Your task: Word for word, set down the records and skip each picture.

Dataset excerpts:
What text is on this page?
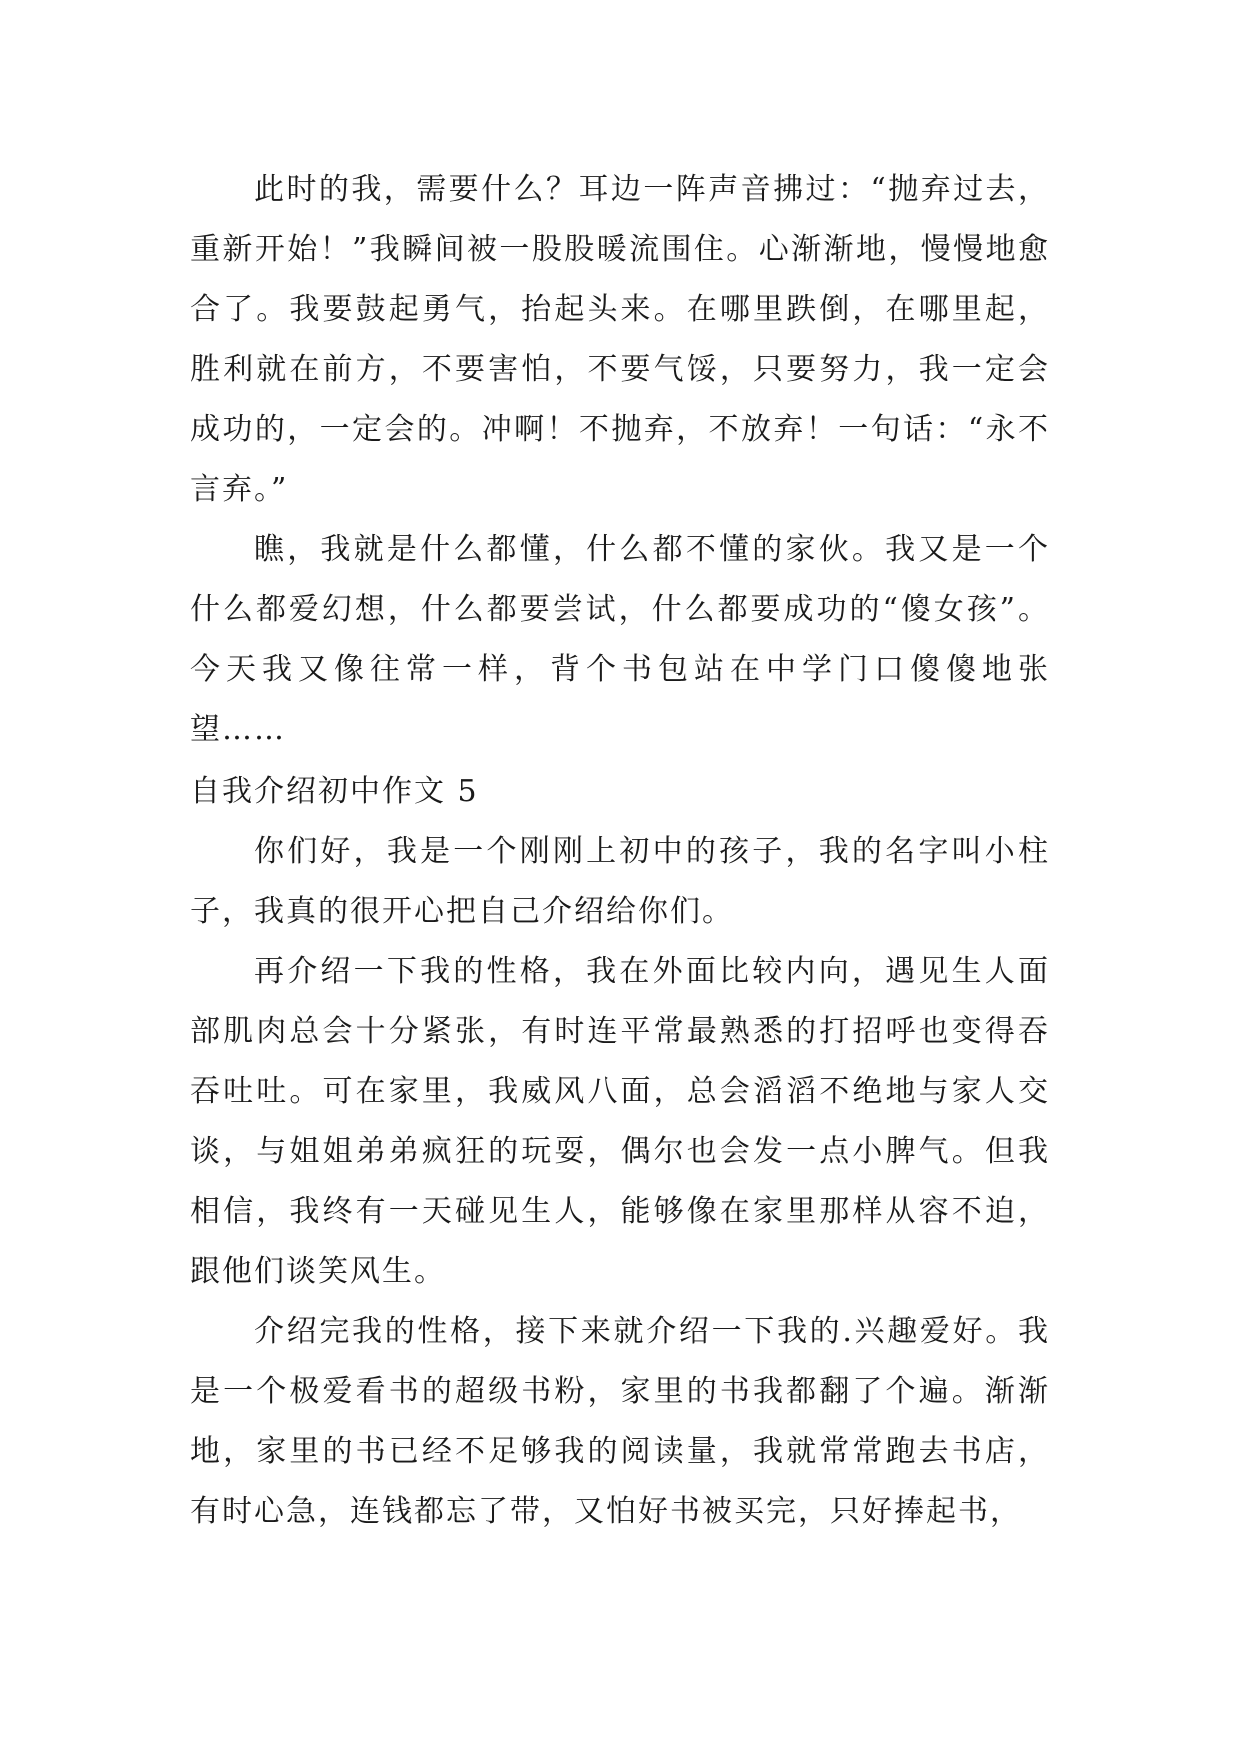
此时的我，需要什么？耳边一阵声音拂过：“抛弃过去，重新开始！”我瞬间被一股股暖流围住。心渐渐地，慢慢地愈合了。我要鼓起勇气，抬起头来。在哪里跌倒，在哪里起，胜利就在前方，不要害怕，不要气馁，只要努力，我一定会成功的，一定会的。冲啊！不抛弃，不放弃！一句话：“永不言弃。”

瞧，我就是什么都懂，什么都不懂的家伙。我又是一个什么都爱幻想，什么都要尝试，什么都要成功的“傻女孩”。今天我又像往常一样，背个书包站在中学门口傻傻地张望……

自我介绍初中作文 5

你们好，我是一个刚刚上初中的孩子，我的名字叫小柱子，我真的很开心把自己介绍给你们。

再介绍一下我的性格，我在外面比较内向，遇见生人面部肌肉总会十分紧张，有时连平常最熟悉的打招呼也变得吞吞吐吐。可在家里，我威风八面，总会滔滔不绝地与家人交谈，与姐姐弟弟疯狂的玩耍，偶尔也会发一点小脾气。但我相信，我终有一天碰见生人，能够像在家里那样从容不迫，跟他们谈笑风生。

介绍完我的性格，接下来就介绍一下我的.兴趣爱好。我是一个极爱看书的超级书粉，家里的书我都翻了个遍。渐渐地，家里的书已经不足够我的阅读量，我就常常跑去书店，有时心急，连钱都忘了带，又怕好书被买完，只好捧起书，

Correct answer:
What text is on this page?
此时的我，需要什么？耳边一阵声音拂过：“抛弃过去，重新开始！”我瞬间被一股股暖流围住。心渐渐地，慢慢地愈合了。我要鼓起勇气，抬起头来。在哪里跌倒，在哪里起，胜利就在前方，不要害怕，不要气馁，只要努力，我一定会成功的，一定会的。冲啊！不抛弃，不放弃！一句话：“永不言弃。”

瞧，我就是什么都懂，什么都不懂的家伙。我又是一个什么都爱幻想，什么都要尝试，什么都要成功的“傻女孩”。今天我又像往常一样，背个书包站在中学门口傻傻地张望……

自我介绍初中作文 5

你们好，我是一个刚刚上初中的孩子，我的名字叫小柱子，我真的很开心把自己介绍给你们。

再介绍一下我的性格，我在外面比较内向，遇见生人面部肌肉总会十分紧张，有时连平常最熟悉的打招呼也变得吞吞吐吐。可在家里，我威风八面，总会滔滔不绝地与家人交谈，与姐姐弟弟疯狂的玩耍，偶尔也会发一点小脾气。但我相信，我终有一天碰见生人，能够像在家里那样从容不迫，跟他们谈笑风生。

介绍完我的性格，接下来就介绍一下我的.兴趣爱好。我是一个极爱看书的超级书粉，家里的书我都翻了个遍。渐渐地，家里的书已经不足够我的阅读量，我就常常跑去书店，有时心急，连钱都忘了带，又怕好书被买完，只好捧起书，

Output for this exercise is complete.